Written exercise:
Copy each line in the data that includes the word "JSON".

Data provided:

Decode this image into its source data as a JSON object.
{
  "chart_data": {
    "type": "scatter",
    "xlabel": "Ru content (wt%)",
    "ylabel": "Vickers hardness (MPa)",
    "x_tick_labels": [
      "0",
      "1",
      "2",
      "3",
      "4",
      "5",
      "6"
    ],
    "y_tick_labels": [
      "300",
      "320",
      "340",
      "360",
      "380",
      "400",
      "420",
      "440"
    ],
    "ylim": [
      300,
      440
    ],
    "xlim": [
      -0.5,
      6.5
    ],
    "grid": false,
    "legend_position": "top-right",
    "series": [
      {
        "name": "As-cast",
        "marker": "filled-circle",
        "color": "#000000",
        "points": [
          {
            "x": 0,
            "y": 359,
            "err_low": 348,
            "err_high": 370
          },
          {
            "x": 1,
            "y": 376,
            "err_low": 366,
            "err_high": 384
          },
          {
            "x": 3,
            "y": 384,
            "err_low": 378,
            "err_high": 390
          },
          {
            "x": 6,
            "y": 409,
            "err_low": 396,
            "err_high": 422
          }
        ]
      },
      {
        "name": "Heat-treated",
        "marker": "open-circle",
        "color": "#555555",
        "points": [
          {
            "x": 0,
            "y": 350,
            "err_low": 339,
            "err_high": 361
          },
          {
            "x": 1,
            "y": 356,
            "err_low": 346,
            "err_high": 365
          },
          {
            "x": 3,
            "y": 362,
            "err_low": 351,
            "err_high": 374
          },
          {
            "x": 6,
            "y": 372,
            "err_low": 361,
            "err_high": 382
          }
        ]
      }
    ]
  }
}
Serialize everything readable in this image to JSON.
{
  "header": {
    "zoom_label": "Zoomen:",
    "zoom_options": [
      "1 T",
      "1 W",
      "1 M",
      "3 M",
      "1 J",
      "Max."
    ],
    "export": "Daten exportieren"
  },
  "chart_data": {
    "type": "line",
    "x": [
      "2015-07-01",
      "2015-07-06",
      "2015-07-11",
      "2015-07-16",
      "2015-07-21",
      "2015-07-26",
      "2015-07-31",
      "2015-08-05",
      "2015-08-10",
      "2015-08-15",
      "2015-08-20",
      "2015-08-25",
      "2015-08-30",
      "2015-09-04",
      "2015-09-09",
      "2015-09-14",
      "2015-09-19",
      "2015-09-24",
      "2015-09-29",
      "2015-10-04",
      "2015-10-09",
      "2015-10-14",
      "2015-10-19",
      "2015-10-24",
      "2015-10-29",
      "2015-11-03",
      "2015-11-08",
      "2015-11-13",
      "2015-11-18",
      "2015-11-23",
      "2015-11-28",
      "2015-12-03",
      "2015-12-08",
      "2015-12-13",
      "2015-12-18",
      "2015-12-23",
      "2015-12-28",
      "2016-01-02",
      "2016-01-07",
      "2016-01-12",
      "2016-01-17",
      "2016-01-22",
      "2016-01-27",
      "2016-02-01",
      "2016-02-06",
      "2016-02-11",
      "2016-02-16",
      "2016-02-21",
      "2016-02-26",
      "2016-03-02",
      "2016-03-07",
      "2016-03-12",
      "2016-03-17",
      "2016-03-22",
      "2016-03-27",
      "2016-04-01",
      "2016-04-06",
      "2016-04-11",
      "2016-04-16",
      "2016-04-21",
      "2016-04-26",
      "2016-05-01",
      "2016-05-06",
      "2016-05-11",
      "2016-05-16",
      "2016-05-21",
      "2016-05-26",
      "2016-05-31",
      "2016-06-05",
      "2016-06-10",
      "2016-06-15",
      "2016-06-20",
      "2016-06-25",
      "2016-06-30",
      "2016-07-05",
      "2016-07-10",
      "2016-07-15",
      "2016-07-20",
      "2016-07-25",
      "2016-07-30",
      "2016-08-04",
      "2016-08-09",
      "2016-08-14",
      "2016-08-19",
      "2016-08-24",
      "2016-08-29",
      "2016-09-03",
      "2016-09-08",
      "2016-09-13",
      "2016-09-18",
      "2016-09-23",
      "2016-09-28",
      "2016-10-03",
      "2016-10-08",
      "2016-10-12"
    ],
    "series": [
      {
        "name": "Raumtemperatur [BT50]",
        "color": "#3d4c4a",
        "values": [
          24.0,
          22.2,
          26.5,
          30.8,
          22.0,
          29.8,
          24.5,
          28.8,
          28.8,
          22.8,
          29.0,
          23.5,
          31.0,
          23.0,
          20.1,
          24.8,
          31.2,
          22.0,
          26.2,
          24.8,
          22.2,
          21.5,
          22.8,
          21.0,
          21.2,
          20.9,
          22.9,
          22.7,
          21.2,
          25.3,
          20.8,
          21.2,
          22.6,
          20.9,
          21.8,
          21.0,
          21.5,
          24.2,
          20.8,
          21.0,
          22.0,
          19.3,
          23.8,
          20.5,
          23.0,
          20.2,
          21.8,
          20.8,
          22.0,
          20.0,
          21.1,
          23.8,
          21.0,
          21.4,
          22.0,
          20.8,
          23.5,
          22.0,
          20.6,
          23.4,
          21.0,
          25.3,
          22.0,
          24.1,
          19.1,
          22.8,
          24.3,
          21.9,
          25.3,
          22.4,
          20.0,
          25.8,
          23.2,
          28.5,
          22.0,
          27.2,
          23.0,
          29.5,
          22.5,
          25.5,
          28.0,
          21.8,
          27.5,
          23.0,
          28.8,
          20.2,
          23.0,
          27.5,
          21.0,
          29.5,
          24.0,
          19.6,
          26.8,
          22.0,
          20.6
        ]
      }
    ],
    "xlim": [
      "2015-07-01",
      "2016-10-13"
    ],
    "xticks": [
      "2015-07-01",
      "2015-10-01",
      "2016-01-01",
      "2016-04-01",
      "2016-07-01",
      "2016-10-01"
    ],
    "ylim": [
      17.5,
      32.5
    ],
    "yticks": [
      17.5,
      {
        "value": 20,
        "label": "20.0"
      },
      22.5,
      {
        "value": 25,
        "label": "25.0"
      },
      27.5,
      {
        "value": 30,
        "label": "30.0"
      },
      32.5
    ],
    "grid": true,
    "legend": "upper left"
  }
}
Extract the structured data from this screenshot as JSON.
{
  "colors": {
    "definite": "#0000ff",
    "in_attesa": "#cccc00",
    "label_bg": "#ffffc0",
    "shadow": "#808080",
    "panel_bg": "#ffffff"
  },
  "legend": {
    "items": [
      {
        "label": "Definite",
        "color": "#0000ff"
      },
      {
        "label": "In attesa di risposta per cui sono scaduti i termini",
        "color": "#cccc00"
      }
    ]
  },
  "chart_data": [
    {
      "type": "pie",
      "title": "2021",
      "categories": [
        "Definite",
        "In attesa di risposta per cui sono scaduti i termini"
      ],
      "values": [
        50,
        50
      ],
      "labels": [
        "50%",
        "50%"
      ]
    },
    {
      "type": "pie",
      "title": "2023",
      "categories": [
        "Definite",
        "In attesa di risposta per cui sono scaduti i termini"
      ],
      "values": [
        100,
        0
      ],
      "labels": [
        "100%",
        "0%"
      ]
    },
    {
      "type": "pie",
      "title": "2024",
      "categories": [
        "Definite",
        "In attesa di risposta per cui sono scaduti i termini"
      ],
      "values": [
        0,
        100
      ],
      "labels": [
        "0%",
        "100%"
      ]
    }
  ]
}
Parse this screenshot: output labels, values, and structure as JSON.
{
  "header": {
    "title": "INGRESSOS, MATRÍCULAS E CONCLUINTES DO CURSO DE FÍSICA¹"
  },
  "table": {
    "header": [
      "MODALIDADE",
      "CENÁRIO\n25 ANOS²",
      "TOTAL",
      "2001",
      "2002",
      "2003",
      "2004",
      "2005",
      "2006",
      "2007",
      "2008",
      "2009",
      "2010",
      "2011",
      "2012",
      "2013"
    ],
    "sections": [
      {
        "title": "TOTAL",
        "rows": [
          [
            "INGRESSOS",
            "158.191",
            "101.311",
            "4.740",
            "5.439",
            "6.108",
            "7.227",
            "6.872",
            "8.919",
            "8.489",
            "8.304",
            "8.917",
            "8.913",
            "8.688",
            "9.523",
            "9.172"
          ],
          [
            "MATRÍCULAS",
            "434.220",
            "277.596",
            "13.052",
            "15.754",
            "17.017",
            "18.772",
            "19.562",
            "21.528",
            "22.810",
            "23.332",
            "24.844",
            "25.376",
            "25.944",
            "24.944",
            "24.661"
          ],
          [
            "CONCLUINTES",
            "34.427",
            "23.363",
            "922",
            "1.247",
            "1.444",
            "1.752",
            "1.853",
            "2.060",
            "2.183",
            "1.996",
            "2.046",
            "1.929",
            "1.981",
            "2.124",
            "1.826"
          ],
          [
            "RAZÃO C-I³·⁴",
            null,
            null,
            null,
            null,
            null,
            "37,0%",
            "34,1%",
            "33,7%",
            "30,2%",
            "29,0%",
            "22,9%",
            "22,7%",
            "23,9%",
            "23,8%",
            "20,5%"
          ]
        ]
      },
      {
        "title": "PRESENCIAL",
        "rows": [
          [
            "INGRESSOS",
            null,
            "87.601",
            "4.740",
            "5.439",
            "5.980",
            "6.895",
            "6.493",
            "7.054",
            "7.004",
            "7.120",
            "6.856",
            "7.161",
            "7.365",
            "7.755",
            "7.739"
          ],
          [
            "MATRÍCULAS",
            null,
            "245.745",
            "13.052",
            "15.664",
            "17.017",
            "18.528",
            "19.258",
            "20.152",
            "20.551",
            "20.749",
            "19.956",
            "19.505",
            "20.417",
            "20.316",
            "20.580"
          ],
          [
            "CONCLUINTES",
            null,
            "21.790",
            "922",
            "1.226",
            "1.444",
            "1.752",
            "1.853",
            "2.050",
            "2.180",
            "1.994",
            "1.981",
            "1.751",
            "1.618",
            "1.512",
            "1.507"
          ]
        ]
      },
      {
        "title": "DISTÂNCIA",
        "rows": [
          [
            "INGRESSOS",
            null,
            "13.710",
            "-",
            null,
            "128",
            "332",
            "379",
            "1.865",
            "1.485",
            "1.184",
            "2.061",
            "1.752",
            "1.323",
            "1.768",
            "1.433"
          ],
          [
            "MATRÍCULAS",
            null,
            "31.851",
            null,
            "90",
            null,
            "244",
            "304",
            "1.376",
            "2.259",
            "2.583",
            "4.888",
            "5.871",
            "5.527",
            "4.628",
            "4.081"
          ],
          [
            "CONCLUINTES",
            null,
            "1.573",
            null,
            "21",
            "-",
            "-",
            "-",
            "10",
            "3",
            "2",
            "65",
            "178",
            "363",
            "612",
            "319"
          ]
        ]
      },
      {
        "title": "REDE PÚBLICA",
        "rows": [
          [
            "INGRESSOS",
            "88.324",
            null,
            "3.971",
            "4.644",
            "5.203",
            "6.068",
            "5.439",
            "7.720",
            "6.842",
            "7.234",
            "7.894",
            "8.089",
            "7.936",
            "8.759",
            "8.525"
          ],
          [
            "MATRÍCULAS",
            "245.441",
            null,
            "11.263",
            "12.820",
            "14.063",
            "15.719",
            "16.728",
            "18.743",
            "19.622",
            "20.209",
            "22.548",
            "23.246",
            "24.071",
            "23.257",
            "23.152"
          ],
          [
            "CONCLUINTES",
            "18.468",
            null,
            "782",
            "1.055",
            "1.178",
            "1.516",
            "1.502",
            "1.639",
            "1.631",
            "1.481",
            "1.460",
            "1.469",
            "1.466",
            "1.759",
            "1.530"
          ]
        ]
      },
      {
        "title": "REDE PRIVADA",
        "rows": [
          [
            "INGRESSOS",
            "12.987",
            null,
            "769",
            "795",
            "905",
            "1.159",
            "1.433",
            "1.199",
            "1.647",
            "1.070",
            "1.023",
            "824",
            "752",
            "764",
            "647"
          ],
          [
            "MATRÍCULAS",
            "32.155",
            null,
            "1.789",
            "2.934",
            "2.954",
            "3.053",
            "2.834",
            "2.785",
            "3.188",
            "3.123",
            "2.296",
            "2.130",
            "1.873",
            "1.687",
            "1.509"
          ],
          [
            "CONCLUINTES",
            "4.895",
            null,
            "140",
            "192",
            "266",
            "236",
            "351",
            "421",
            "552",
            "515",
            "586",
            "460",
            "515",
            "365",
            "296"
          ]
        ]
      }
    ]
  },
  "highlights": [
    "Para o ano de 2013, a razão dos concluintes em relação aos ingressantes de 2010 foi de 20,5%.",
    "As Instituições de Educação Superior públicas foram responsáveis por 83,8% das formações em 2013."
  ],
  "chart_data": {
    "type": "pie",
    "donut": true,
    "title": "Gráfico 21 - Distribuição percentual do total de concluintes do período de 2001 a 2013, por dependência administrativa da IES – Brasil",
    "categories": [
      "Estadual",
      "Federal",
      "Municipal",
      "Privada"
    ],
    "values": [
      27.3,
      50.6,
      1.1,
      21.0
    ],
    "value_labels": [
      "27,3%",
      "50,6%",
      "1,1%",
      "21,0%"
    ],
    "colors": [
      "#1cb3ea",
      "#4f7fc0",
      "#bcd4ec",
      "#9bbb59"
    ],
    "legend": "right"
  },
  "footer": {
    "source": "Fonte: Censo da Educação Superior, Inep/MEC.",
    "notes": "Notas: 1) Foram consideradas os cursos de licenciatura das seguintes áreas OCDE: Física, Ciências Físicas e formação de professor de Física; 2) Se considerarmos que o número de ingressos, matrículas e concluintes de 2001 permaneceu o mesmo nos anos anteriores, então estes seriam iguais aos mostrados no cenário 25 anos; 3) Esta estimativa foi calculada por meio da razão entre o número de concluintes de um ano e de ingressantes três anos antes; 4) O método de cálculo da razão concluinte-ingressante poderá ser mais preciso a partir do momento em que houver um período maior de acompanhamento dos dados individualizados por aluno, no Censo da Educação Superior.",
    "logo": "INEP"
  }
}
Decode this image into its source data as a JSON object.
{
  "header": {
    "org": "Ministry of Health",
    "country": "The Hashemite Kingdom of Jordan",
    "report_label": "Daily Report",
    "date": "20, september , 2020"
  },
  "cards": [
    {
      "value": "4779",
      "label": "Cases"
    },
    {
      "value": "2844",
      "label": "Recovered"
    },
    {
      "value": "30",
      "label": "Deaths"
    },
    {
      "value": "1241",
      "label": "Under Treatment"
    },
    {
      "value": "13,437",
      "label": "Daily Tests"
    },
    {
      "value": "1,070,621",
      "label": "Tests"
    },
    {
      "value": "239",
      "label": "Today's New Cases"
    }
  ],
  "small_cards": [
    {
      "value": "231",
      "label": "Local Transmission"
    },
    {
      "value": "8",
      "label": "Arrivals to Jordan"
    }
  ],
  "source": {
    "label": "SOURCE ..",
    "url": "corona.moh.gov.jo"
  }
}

Written solution:
Decode this image into its source data as a JSON object.
Serialize everything readable in this image to JSON.
Extract the structured data from this screenshot as JSON.
Parse this screenshot: output labels, values, and structure as JSON.
Decode this image into its source data as a JSON object.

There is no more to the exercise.